**Your instructions:**
Please write the listing below out again exactly, leaving every picture behind.

**Records for this task:**
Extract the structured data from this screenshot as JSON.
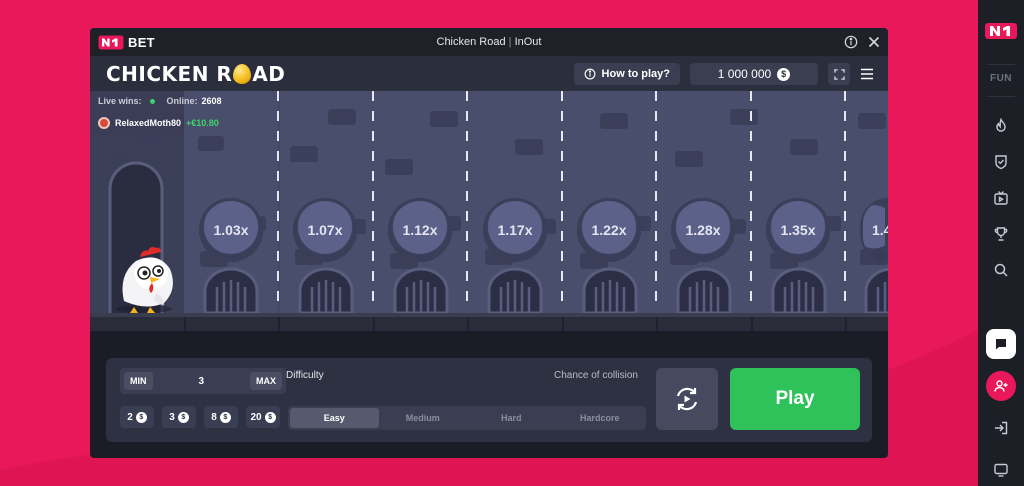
{
  "window": {
    "brand": "BET",
    "title": "Chicken Road",
    "title_separator": "|",
    "provider": "InOut"
  },
  "header": {
    "game_title_pre": "CHICKEN R",
    "game_title_post": "AD",
    "how_to_play": "How to play?",
    "balance": "1 000 000",
    "currency_symbol": "$"
  },
  "live": {
    "label": "Live wins:",
    "online_label": "Online:",
    "online_count": "2608",
    "winner_name": "RelaxedMoth80",
    "winner_amount": "+€10.80"
  },
  "multipliers": [
    "1.03x",
    "1.07x",
    "1.12x",
    "1.17x",
    "1.22x",
    "1.28x",
    "1.35x",
    "1.4"
  ],
  "controls": {
    "min_label": "MIN",
    "max_label": "MAX",
    "bet_value": "3",
    "chips": [
      "2",
      "3",
      "8",
      "20"
    ],
    "difficulty_label": "Difficulty",
    "chance_label": "Chance of collision",
    "difficulties": [
      "Easy",
      "Medium",
      "Hard",
      "Hardcore"
    ],
    "active_difficulty": "Easy",
    "play_label": "Play"
  },
  "sidebar": {
    "mode": "FUN"
  },
  "colors": {
    "background": "#e8185a",
    "accent_green": "#2fc25a",
    "sidebar": "#1c1f26"
  }
}
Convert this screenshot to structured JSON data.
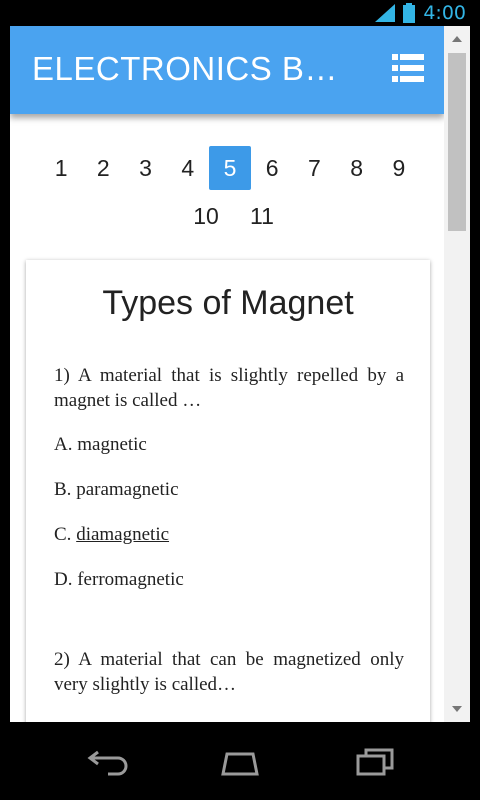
{
  "status_bar": {
    "time": "4:00",
    "icons": [
      "signal-icon",
      "battery-icon"
    ]
  },
  "app_bar": {
    "title": "ELECTRONICS B…",
    "menu_icon": "list-icon",
    "color": "#4aa3f0"
  },
  "pager": {
    "pages": [
      "1",
      "2",
      "3",
      "4",
      "5",
      "6",
      "7",
      "8",
      "9"
    ],
    "pages_row2": [
      "10",
      "11"
    ],
    "active": "5",
    "active_color": "#3d9ae8"
  },
  "content": {
    "title": "Types of Magnet",
    "questions": [
      {
        "text": "1) A material that is slightly repelled by a magnet is called …",
        "options": [
          {
            "letter": "A.",
            "text": "magnetic"
          },
          {
            "letter": "B.",
            "text": "paramagnetic"
          },
          {
            "letter": "C.",
            "text": "diamagnetic"
          },
          {
            "letter": "D.",
            "text": "ferromagnetic"
          }
        ],
        "answer": "C."
      },
      {
        "text": "2) A material that can be magnetized only very slightly is called…"
      }
    ]
  },
  "nav_bar": {
    "icons": [
      "back-icon",
      "home-icon",
      "recents-icon"
    ]
  }
}
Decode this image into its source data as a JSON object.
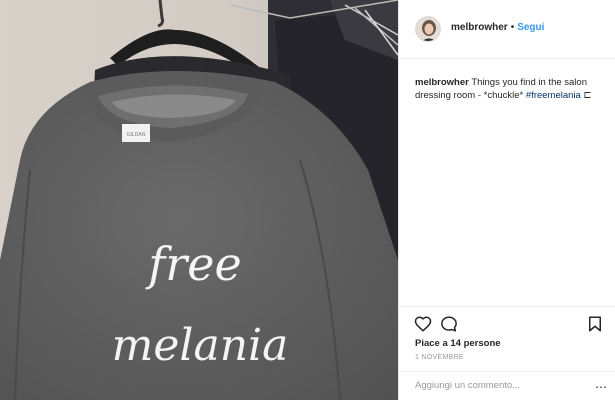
{
  "post": {
    "author": {
      "username": "melbrowher",
      "separator": "•",
      "follow_label": "Segui"
    },
    "caption": {
      "username": "melbrowher",
      "text": " Things you find in the salon dressing room - *chuckle* ",
      "hashtag": "#freemelania",
      "trailing": " ⊏"
    },
    "image": {
      "shirt_text_line1": "free",
      "shirt_text_line2": "melania",
      "tag_label": "GILDAN"
    },
    "actions": {
      "like_icon": "heart-outline-icon",
      "comment_icon": "speech-bubble-icon",
      "save_icon": "bookmark-icon"
    },
    "likes": "Piace a 14 persone",
    "date": "1 NOVEMBRE",
    "comment": {
      "placeholder": "Aggiungi un commento...",
      "more_icon": "more-dots-icon",
      "more_glyph": "⋯"
    }
  }
}
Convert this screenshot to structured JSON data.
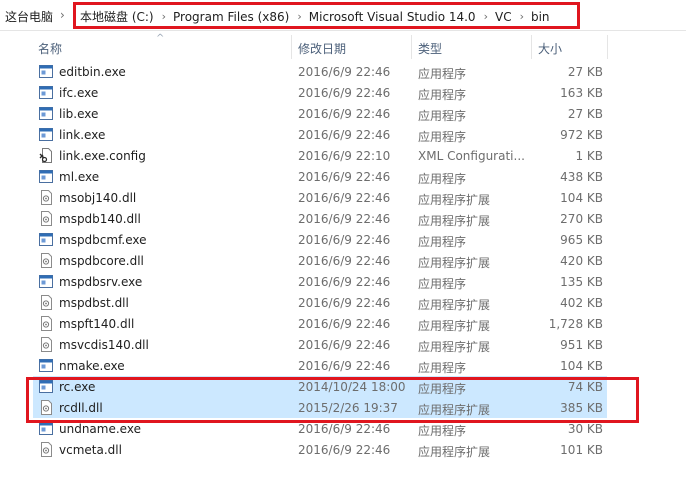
{
  "address": {
    "root": "这台电脑",
    "crumbs": [
      "本地磁盘 (C:)",
      "Program Files (x86)",
      "Microsoft Visual Studio 14.0",
      "VC",
      "bin"
    ],
    "separator": "›"
  },
  "columns": {
    "name": "名称",
    "date": "修改日期",
    "type": "类型",
    "size": "大小"
  },
  "files": [
    {
      "name": "editbin.exe",
      "date": "2016/6/9 22:46",
      "type": "应用程序",
      "size": "27 KB",
      "icon": "exe-icon"
    },
    {
      "name": "ifc.exe",
      "date": "2016/6/9 22:46",
      "type": "应用程序",
      "size": "163 KB",
      "icon": "exe-icon"
    },
    {
      "name": "lib.exe",
      "date": "2016/6/9 22:46",
      "type": "应用程序",
      "size": "27 KB",
      "icon": "exe-icon"
    },
    {
      "name": "link.exe",
      "date": "2016/6/9 22:46",
      "type": "应用程序",
      "size": "972 KB",
      "icon": "exe-icon"
    },
    {
      "name": "link.exe.config",
      "date": "2016/6/9 22:10",
      "type": "XML Configurati...",
      "size": "1 KB",
      "icon": "config-icon"
    },
    {
      "name": "ml.exe",
      "date": "2016/6/9 22:46",
      "type": "应用程序",
      "size": "438 KB",
      "icon": "exe-icon"
    },
    {
      "name": "msobj140.dll",
      "date": "2016/6/9 22:46",
      "type": "应用程序扩展",
      "size": "104 KB",
      "icon": "dll-icon"
    },
    {
      "name": "mspdb140.dll",
      "date": "2016/6/9 22:46",
      "type": "应用程序扩展",
      "size": "270 KB",
      "icon": "dll-icon"
    },
    {
      "name": "mspdbcmf.exe",
      "date": "2016/6/9 22:46",
      "type": "应用程序",
      "size": "965 KB",
      "icon": "exe-icon"
    },
    {
      "name": "mspdbcore.dll",
      "date": "2016/6/9 22:46",
      "type": "应用程序扩展",
      "size": "420 KB",
      "icon": "dll-icon"
    },
    {
      "name": "mspdbsrv.exe",
      "date": "2016/6/9 22:46",
      "type": "应用程序",
      "size": "135 KB",
      "icon": "exe-icon"
    },
    {
      "name": "mspdbst.dll",
      "date": "2016/6/9 22:46",
      "type": "应用程序扩展",
      "size": "402 KB",
      "icon": "dll-icon"
    },
    {
      "name": "mspft140.dll",
      "date": "2016/6/9 22:46",
      "type": "应用程序扩展",
      "size": "1,728 KB",
      "icon": "dll-icon"
    },
    {
      "name": "msvcdis140.dll",
      "date": "2016/6/9 22:46",
      "type": "应用程序扩展",
      "size": "951 KB",
      "icon": "dll-icon"
    },
    {
      "name": "nmake.exe",
      "date": "2016/6/9 22:46",
      "type": "应用程序",
      "size": "104 KB",
      "icon": "exe-icon"
    },
    {
      "name": "rc.exe",
      "date": "2014/10/24 18:00",
      "type": "应用程序",
      "size": "74 KB",
      "icon": "exe-icon",
      "selected": true
    },
    {
      "name": "rcdll.dll",
      "date": "2015/2/26 19:37",
      "type": "应用程序扩展",
      "size": "385 KB",
      "icon": "dll-icon",
      "selected": true
    },
    {
      "name": "undname.exe",
      "date": "2016/6/9 22:46",
      "type": "应用程序",
      "size": "30 KB",
      "icon": "exe-icon"
    },
    {
      "name": "vcmeta.dll",
      "date": "2016/6/9 22:46",
      "type": "应用程序扩展",
      "size": "101 KB",
      "icon": "dll-icon"
    }
  ],
  "colors": {
    "highlight": "#e0161f",
    "selection": "#cce8ff",
    "header_text": "#4c607a"
  }
}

**Exercise result:**
Extract the structured data from this screenshot as JSON.
{
  "window": {
    "brand": "BET",
    "title": "Chicken Road",
    "title_separator": "|",
    "provider": "InOut"
  },
  "header": {
    "game_title_pre": "CHICKEN R",
    "game_title_post": "AD",
    "how_to_play": "How to play?",
    "balance": "1 000 000",
    "currency_symbol": "$"
  },
  "live": {
    "label": "Live wins:",
    "online_label": "Online:",
    "online_count": "2608",
    "winner_name": "RelaxedMoth80",
    "winner_amount": "+€10.80"
  },
  "multipliers": [
    "1.03x",
    "1.07x",
    "1.12x",
    "1.17x",
    "1.22x",
    "1.28x",
    "1.35x",
    "1.4"
  ],
  "controls": {
    "min_label": "MIN",
    "max_label": "MAX",
    "bet_value": "3",
    "chips": [
      "2",
      "3",
      "8",
      "20"
    ],
    "difficulty_label": "Difficulty",
    "chance_label": "Chance of collision",
    "difficulties": [
      "Easy",
      "Medium",
      "Hard",
      "Hardcore"
    ],
    "active_difficulty": "Easy",
    "play_label": "Play"
  },
  "sidebar": {
    "mode": "FUN"
  },
  "colors": {
    "background": "#e8185a",
    "accent_green": "#2fc25a",
    "sidebar": "#1c1f26"
  }
}
Convert this screenshot to structured JSON data.
{
  "status_bar": {
    "time": "4:00",
    "icons": [
      "signal-icon",
      "battery-icon"
    ]
  },
  "app_bar": {
    "title": "ELECTRONICS B…",
    "menu_icon": "list-icon",
    "color": "#4aa3f0"
  },
  "pager": {
    "pages": [
      "1",
      "2",
      "3",
      "4",
      "5",
      "6",
      "7",
      "8",
      "9"
    ],
    "pages_row2": [
      "10",
      "11"
    ],
    "active": "5",
    "active_color": "#3d9ae8"
  },
  "content": {
    "title": "Types of Magnet",
    "questions": [
      {
        "text": "1) A material that is slightly repelled by a magnet is called …",
        "options": [
          {
            "letter": "A.",
            "text": "magnetic"
          },
          {
            "letter": "B.",
            "text": "paramagnetic"
          },
          {
            "letter": "C.",
            "text": "diamagnetic"
          },
          {
            "letter": "D.",
            "text": "ferromagnetic"
          }
        ],
        "answer": "C."
      },
      {
        "text": "2) A material that can be magnetized only very slightly is called…"
      }
    ]
  },
  "nav_bar": {
    "icons": [
      "back-icon",
      "home-icon",
      "recents-icon"
    ]
  }
}
Decode this image into its source data as a JSON object.
{
  "post": {
    "author": {
      "username": "melbrowher",
      "separator": "•",
      "follow_label": "Segui"
    },
    "caption": {
      "username": "melbrowher",
      "text": " Things you find in the salon dressing room - *chuckle* ",
      "hashtag": "#freemelania",
      "trailing": " ⊏"
    },
    "image": {
      "shirt_text_line1": "free",
      "shirt_text_line2": "melania",
      "tag_label": "GILDAN"
    },
    "actions": {
      "like_icon": "heart-outline-icon",
      "comment_icon": "speech-bubble-icon",
      "save_icon": "bookmark-icon"
    },
    "likes": "Piace a 14 persone",
    "date": "1 NOVEMBRE",
    "comment": {
      "placeholder": "Aggiungi un commento...",
      "more_icon": "more-dots-icon",
      "more_glyph": "⋯"
    }
  }
}
Convert this screenshot to structured JSON data.
{
  "address": {
    "root": "这台电脑",
    "crumbs": [
      "本地磁盘 (C:)",
      "Program Files (x86)",
      "Microsoft Visual Studio 14.0",
      "VC",
      "bin"
    ],
    "separator": "›"
  },
  "columns": {
    "name": "名称",
    "date": "修改日期",
    "type": "类型",
    "size": "大小"
  },
  "files": [
    {
      "name": "editbin.exe",
      "date": "2016/6/9 22:46",
      "type": "应用程序",
      "size": "27 KB",
      "icon": "exe-icon"
    },
    {
      "name": "ifc.exe",
      "date": "2016/6/9 22:46",
      "type": "应用程序",
      "size": "163 KB",
      "icon": "exe-icon"
    },
    {
      "name": "lib.exe",
      "date": "2016/6/9 22:46",
      "type": "应用程序",
      "size": "27 KB",
      "icon": "exe-icon"
    },
    {
      "name": "link.exe",
      "date": "2016/6/9 22:46",
      "type": "应用程序",
      "size": "972 KB",
      "icon": "exe-icon"
    },
    {
      "name": "link.exe.config",
      "date": "2016/6/9 22:10",
      "type": "XML Configurati...",
      "size": "1 KB",
      "icon": "config-icon"
    },
    {
      "name": "ml.exe",
      "date": "2016/6/9 22:46",
      "type": "应用程序",
      "size": "438 KB",
      "icon": "exe-icon"
    },
    {
      "name": "msobj140.dll",
      "date": "2016/6/9 22:46",
      "type": "应用程序扩展",
      "size": "104 KB",
      "icon": "dll-icon"
    },
    {
      "name": "mspdb140.dll",
      "date": "2016/6/9 22:46",
      "type": "应用程序扩展",
      "size": "270 KB",
      "icon": "dll-icon"
    },
    {
      "name": "mspdbcmf.exe",
      "date": "2016/6/9 22:46",
      "type": "应用程序",
      "size": "965 KB",
      "icon": "exe-icon"
    },
    {
      "name": "mspdbcore.dll",
      "date": "2016/6/9 22:46",
      "type": "应用程序扩展",
      "size": "420 KB",
      "icon": "dll-icon"
    },
    {
      "name": "mspdbsrv.exe",
      "date": "2016/6/9 22:46",
      "type": "应用程序",
      "size": "135 KB",
      "icon": "exe-icon"
    },
    {
      "name": "mspdbst.dll",
      "date": "2016/6/9 22:46",
      "type": "应用程序扩展",
      "size": "402 KB",
      "icon": "dll-icon"
    },
    {
      "name": "mspft140.dll",
      "date": "2016/6/9 22:46",
      "type": "应用程序扩展",
      "size": "1,728 KB",
      "icon": "dll-icon"
    },
    {
      "name": "msvcdis140.dll",
      "date": "2016/6/9 22:46",
      "type": "应用程序扩展",
      "size": "951 KB",
      "icon": "dll-icon"
    },
    {
      "name": "nmake.exe",
      "date": "2016/6/9 22:46",
      "type": "应用程序",
      "size": "104 KB",
      "icon": "exe-icon"
    },
    {
      "name": "rc.exe",
      "date": "2014/10/24 18:00",
      "type": "应用程序",
      "size": "74 KB",
      "icon": "exe-icon",
      "selected": true
    },
    {
      "name": "rcdll.dll",
      "date": "2015/2/26 19:37",
      "type": "应用程序扩展",
      "size": "385 KB",
      "icon": "dll-icon",
      "selected": true
    },
    {
      "name": "undname.exe",
      "date": "2016/6/9 22:46",
      "type": "应用程序",
      "size": "30 KB",
      "icon": "exe-icon"
    },
    {
      "name": "vcmeta.dll",
      "date": "2016/6/9 22:46",
      "type": "应用程序扩展",
      "size": "101 KB",
      "icon": "dll-icon"
    }
  ],
  "colors": {
    "highlight": "#e0161f",
    "selection": "#cce8ff",
    "header_text": "#4c607a"
  }
}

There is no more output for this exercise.